## Directions for this task
Pull every line of the entries that has the word "JSON".

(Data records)

## START

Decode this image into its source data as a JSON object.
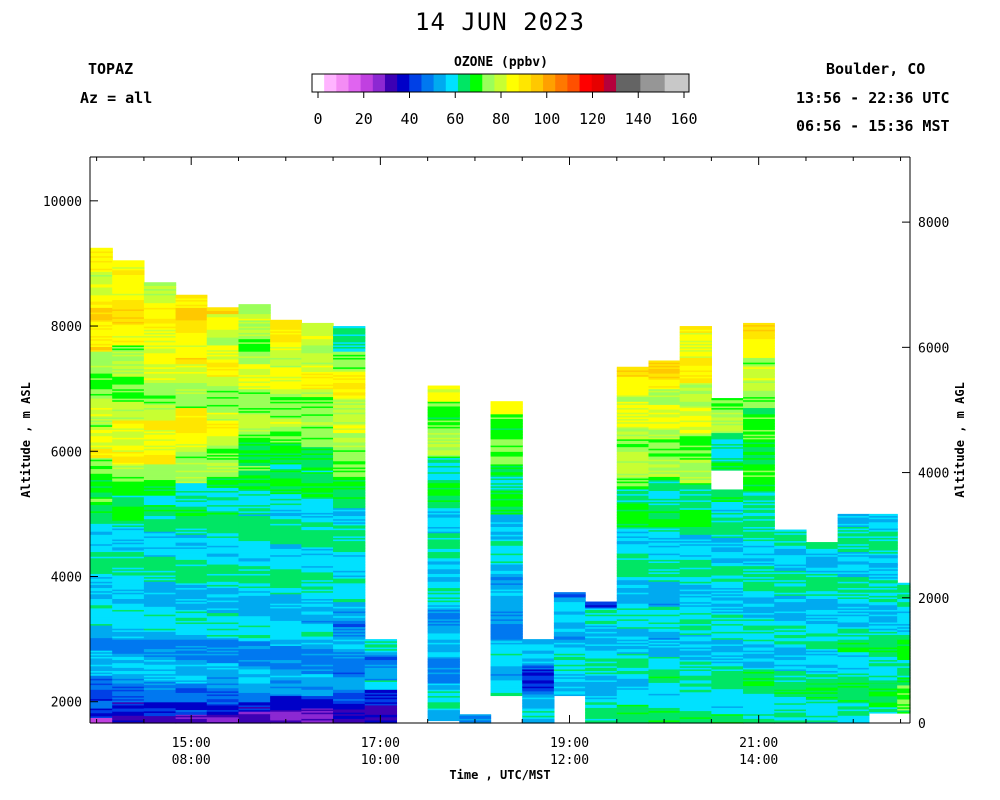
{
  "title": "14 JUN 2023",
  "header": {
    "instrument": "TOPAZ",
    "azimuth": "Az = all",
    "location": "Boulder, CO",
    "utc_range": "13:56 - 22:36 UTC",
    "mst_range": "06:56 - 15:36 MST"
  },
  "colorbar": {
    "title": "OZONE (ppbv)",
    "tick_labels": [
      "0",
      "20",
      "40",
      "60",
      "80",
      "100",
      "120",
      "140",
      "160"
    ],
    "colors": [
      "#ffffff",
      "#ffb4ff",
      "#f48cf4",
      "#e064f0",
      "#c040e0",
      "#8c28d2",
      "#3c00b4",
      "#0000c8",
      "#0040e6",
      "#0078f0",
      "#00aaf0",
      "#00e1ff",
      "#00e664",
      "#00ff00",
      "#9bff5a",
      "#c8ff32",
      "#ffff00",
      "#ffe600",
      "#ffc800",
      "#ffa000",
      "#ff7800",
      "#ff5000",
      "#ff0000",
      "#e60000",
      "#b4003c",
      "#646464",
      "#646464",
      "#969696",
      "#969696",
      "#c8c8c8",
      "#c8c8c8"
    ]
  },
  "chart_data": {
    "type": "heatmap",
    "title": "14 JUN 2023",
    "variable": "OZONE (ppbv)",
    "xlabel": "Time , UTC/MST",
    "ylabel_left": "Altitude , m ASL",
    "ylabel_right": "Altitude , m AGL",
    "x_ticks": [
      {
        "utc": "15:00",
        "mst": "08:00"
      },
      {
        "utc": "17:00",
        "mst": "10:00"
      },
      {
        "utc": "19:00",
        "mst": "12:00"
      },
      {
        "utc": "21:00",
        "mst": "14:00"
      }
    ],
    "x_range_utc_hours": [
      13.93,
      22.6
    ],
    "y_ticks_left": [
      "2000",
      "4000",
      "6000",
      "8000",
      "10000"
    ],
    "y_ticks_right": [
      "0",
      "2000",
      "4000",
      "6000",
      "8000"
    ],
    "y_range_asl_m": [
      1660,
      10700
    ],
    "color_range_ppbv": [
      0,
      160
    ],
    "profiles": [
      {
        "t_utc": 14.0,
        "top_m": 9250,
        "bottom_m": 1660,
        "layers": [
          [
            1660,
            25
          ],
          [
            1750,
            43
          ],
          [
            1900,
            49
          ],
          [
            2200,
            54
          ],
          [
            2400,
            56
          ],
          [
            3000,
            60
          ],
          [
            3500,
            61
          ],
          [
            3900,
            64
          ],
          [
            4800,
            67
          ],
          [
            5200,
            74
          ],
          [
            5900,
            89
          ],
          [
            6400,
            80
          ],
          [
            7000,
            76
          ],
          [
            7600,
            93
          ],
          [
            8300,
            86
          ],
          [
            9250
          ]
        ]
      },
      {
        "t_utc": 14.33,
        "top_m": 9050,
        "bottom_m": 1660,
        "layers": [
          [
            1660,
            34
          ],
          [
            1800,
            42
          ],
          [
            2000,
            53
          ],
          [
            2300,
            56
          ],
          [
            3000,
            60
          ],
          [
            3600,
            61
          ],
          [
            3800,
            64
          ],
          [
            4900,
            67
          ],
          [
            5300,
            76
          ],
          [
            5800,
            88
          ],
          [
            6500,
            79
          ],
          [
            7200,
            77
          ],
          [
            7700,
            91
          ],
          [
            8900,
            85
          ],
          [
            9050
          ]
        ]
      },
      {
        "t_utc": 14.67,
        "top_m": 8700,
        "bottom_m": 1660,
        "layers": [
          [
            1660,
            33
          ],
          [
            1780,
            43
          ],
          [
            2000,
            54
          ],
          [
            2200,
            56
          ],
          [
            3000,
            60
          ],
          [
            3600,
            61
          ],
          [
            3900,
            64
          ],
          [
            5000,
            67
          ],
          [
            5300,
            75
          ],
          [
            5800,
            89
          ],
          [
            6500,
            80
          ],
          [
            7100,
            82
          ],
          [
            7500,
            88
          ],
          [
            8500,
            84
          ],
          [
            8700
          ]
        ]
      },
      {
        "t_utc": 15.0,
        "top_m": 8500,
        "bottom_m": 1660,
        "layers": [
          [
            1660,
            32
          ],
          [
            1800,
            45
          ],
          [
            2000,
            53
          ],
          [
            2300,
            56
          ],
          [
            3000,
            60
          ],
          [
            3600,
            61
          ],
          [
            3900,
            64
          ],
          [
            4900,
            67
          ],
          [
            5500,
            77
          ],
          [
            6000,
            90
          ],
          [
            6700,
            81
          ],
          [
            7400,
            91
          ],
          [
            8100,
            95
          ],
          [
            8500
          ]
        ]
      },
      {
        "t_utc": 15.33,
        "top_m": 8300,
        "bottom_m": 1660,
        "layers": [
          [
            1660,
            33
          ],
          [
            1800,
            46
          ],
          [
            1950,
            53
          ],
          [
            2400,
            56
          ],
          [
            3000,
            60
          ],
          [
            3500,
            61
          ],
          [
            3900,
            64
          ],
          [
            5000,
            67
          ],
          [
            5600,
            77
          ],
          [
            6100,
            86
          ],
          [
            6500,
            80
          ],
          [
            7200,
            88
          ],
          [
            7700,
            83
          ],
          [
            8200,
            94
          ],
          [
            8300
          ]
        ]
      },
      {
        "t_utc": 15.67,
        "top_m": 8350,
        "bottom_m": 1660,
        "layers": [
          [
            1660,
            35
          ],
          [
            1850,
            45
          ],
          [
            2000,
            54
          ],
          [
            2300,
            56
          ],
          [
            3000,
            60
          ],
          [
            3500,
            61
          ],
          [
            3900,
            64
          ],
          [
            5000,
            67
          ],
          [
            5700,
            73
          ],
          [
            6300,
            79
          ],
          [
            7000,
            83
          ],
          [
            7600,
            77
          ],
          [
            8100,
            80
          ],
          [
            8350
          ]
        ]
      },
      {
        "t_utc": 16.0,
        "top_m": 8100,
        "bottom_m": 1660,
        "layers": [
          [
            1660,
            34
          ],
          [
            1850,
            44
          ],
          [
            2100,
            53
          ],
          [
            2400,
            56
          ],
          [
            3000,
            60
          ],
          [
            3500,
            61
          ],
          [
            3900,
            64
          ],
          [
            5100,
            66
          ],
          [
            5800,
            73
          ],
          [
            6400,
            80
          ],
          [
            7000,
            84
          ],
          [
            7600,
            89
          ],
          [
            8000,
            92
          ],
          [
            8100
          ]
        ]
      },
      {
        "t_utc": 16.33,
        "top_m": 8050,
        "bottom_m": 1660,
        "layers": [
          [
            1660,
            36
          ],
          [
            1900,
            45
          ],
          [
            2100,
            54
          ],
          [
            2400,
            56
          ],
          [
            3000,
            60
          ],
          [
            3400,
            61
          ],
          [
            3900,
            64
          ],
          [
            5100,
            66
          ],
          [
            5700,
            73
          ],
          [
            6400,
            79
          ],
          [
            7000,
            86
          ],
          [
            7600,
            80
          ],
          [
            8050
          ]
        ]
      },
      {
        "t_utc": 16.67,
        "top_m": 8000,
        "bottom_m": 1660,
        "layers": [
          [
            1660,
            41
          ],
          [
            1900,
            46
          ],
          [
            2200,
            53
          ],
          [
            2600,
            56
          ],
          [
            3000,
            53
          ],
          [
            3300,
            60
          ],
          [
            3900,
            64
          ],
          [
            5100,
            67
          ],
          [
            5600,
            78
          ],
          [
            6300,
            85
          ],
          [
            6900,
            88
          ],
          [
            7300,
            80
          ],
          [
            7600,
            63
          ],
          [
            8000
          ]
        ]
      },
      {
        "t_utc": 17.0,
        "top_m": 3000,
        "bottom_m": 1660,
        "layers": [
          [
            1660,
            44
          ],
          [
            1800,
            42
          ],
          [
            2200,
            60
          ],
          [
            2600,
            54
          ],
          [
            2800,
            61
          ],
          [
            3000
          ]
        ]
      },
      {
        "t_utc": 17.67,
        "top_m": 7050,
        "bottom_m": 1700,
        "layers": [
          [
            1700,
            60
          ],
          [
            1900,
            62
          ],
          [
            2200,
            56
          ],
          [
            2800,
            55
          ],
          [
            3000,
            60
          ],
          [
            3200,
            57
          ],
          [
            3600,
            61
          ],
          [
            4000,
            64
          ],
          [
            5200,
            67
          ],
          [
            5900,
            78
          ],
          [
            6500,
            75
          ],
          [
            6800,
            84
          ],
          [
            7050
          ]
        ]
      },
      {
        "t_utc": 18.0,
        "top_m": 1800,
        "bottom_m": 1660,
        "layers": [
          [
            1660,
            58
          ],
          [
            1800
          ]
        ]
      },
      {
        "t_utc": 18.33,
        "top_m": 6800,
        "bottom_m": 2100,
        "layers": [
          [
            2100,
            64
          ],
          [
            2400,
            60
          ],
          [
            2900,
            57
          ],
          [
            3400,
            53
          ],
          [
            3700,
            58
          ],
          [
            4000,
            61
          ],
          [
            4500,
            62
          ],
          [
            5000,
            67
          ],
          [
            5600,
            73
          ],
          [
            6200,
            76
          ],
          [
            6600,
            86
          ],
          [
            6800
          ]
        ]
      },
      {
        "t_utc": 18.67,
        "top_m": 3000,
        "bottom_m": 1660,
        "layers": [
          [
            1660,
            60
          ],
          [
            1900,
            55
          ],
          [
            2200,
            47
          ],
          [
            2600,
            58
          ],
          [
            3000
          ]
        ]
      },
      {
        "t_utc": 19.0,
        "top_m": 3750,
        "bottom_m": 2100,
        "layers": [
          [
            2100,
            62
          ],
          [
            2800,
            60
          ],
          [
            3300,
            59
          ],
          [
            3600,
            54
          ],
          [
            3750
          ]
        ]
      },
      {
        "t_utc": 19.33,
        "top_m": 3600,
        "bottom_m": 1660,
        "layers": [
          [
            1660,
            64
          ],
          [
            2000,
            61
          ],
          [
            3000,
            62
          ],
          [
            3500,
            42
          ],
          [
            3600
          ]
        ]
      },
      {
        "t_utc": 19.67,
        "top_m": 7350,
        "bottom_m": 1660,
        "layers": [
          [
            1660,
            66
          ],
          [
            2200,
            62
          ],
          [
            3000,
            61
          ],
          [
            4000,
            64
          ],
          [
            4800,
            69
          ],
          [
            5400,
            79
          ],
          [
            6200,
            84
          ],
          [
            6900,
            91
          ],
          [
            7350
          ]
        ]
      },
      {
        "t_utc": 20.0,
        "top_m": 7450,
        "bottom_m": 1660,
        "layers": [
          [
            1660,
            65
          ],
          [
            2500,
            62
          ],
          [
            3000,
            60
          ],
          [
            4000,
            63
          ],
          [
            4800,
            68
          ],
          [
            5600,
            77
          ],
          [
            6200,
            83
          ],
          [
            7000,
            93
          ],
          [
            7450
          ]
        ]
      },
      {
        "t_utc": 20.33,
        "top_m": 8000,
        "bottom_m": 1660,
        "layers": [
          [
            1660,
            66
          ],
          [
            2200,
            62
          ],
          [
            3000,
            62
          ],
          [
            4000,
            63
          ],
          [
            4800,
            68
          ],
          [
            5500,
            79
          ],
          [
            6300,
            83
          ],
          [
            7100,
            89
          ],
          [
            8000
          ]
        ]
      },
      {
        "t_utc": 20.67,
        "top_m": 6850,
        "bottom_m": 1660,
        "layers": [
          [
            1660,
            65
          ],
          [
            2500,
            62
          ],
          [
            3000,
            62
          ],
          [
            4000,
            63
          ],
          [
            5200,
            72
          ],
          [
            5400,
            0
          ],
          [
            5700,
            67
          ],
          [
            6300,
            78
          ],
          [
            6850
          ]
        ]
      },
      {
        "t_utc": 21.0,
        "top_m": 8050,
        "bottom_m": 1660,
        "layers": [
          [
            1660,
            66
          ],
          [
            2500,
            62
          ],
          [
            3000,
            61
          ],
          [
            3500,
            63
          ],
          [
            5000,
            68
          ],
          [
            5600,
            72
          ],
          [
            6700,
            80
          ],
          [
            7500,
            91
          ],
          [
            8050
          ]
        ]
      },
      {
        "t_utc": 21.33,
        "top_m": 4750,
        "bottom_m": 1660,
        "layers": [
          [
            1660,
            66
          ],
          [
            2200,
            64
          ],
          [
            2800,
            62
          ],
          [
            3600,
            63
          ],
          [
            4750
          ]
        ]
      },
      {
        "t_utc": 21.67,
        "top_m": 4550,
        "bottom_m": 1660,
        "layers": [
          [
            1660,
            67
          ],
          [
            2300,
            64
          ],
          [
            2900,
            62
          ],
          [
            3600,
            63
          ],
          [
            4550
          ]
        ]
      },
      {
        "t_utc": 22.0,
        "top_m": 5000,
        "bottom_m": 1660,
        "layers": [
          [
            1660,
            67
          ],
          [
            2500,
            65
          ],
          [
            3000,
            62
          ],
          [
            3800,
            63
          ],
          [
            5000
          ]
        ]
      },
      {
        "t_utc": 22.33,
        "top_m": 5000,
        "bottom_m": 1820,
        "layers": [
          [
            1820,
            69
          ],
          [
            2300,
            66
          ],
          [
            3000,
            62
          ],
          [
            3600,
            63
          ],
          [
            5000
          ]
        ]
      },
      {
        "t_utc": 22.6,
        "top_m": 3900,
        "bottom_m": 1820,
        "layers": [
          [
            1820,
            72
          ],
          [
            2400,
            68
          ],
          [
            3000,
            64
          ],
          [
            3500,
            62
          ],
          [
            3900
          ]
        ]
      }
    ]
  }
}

## END
## START

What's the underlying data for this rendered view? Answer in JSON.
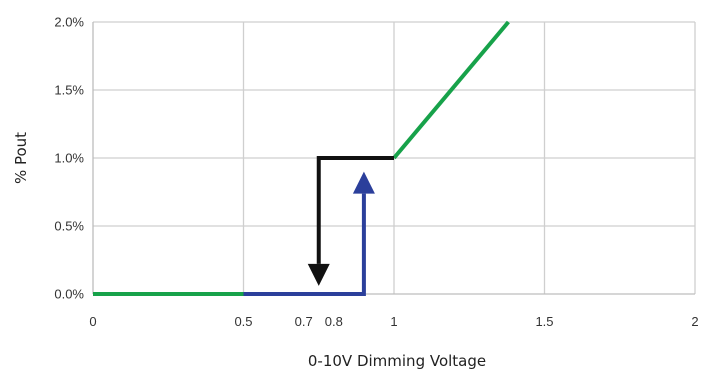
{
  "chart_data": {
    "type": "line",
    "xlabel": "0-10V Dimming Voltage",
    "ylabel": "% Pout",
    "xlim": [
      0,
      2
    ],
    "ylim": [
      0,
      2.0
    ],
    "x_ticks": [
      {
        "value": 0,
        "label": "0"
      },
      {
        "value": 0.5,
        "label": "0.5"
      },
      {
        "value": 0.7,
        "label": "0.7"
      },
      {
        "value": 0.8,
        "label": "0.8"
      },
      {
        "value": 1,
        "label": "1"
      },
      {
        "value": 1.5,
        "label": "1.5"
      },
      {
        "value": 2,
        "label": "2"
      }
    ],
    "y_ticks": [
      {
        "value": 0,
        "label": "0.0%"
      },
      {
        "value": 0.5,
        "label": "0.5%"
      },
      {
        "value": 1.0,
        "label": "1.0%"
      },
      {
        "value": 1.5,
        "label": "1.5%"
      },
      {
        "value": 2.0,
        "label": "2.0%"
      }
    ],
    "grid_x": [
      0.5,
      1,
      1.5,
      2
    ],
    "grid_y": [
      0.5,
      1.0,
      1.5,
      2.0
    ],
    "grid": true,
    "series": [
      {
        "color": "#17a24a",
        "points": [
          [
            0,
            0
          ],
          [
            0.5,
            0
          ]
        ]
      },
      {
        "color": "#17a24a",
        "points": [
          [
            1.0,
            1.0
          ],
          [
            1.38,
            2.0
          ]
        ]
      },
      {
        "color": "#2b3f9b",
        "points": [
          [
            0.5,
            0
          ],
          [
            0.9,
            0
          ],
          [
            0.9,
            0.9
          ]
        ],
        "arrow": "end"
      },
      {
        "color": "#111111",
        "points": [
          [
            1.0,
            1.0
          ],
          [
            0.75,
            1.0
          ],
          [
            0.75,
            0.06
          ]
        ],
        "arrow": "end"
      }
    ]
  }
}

## END
## START

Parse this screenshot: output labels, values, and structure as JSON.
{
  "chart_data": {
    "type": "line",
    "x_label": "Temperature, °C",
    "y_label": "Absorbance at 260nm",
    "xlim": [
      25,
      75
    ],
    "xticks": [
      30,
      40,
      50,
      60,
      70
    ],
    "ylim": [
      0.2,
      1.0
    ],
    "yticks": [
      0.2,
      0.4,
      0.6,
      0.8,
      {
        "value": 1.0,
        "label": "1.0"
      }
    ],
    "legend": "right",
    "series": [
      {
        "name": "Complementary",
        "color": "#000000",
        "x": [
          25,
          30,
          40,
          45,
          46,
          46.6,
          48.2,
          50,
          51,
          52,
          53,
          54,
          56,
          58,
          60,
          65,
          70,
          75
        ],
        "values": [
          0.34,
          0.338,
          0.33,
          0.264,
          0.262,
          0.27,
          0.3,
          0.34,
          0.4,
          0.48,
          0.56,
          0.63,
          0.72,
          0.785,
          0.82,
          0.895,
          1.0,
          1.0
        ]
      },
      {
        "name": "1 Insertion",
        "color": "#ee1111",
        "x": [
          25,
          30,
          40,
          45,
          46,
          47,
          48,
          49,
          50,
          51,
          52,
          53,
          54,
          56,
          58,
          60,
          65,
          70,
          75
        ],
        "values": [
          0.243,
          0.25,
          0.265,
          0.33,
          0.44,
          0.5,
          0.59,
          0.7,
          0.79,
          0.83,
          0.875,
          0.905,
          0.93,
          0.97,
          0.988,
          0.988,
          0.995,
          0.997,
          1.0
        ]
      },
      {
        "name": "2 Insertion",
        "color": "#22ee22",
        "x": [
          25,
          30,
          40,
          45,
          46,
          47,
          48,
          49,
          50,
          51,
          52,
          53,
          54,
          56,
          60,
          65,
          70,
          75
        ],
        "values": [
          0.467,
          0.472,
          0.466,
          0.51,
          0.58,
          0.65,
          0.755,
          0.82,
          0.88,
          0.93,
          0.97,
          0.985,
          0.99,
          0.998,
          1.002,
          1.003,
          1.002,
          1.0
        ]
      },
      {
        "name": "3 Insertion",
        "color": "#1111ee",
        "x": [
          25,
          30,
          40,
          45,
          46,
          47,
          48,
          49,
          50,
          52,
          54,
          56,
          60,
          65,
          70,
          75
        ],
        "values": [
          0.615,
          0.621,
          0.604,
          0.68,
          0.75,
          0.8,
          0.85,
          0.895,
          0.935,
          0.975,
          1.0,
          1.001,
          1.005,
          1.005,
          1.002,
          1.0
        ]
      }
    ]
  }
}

## END

## Reply to the task
Decode this image into its source data as a JSON object.
What's the underlying data for this rendered view? Answer in JSON.
Parse this screenshot: output labels, values, and structure as JSON.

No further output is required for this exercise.